## SUPPLIED INFORMATION
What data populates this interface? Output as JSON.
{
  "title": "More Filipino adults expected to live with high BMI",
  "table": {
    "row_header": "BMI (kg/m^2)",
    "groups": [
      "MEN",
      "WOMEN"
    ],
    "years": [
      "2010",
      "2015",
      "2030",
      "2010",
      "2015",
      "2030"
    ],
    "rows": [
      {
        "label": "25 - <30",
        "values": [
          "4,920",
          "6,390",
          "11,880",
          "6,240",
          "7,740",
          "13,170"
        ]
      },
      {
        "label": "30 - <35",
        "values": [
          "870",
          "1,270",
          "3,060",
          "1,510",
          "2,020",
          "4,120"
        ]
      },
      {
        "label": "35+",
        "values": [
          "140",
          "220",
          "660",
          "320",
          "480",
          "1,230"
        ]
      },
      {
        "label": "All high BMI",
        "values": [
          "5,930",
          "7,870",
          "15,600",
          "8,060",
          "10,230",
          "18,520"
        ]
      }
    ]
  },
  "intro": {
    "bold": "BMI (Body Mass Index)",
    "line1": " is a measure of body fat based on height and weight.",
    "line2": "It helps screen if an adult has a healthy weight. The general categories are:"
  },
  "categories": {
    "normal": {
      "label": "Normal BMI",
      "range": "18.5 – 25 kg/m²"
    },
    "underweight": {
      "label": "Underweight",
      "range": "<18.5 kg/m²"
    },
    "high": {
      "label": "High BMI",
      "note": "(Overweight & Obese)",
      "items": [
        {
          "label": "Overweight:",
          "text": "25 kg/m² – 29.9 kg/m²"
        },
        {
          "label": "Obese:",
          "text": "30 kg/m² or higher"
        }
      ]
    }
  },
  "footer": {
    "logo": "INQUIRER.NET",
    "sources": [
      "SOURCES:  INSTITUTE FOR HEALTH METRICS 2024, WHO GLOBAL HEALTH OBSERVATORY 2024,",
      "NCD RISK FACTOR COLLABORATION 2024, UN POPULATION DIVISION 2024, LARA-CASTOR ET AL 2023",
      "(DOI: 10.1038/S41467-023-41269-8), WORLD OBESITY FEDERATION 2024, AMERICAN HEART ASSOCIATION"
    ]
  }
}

## INSTRUCTION
Extract the listing in its entirety and repeat it exactly.

## OUTPUT OF THE EXERCISE
What data populates this interface? Output as JSON.
{
  "title": "More Filipino adults expected to live with high BMI",
  "table": {
    "row_header": "BMI (kg/m^2)",
    "groups": [
      "MEN",
      "WOMEN"
    ],
    "years": [
      "2010",
      "2015",
      "2030",
      "2010",
      "2015",
      "2030"
    ],
    "rows": [
      {
        "label": "25 - <30",
        "values": [
          "4,920",
          "6,390",
          "11,880",
          "6,240",
          "7,740",
          "13,170"
        ]
      },
      {
        "label": "30 - <35",
        "values": [
          "870",
          "1,270",
          "3,060",
          "1,510",
          "2,020",
          "4,120"
        ]
      },
      {
        "label": "35+",
        "values": [
          "140",
          "220",
          "660",
          "320",
          "480",
          "1,230"
        ]
      },
      {
        "label": "All high BMI",
        "values": [
          "5,930",
          "7,870",
          "15,600",
          "8,060",
          "10,230",
          "18,520"
        ]
      }
    ]
  },
  "intro": {
    "bold": "BMI (Body Mass Index)",
    "line1": " is a measure of body fat based on height and weight.",
    "line2": "It helps screen if an adult has a healthy weight. The general categories are:"
  },
  "categories": {
    "normal": {
      "label": "Normal BMI",
      "range": "18.5 – 25 kg/m²"
    },
    "underweight": {
      "label": "Underweight",
      "range": "<18.5 kg/m²"
    },
    "high": {
      "label": "High BMI",
      "note": "(Overweight & Obese)",
      "items": [
        {
          "label": "Overweight:",
          "text": "25 kg/m² – 29.9 kg/m²"
        },
        {
          "label": "Obese:",
          "text": "30 kg/m² or higher"
        }
      ]
    }
  },
  "footer": {
    "logo": "INQUIRER.NET",
    "sources": [
      "SOURCES:  INSTITUTE FOR HEALTH METRICS 2024, WHO GLOBAL HEALTH OBSERVATORY 2024,",
      "NCD RISK FACTOR COLLABORATION 2024, UN POPULATION DIVISION 2024, LARA-CASTOR ET AL 2023",
      "(DOI: 10.1038/S41467-023-41269-8), WORLD OBESITY FEDERATION 2024, AMERICAN HEART ASSOCIATION"
    ]
  }
}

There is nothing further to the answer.